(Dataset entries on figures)
** start **

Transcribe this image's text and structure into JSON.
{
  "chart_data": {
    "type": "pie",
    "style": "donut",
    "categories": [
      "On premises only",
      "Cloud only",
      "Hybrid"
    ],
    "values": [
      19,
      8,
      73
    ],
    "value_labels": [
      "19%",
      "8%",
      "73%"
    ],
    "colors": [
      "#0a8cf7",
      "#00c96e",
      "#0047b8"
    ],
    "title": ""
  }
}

** end **

### Problem details
Copy out each record exactly as given, omitting none.

### Finished exercise
Transcribe this image's text and structure into JSON.
{
  "chart_data": {
    "type": "pie",
    "style": "donut",
    "categories": [
      "On premises only",
      "Cloud only",
      "Hybrid"
    ],
    "values": [
      19,
      8,
      73
    ],
    "value_labels": [
      "19%",
      "8%",
      "73%"
    ],
    "colors": [
      "#0a8cf7",
      "#00c96e",
      "#0047b8"
    ],
    "title": ""
  }
}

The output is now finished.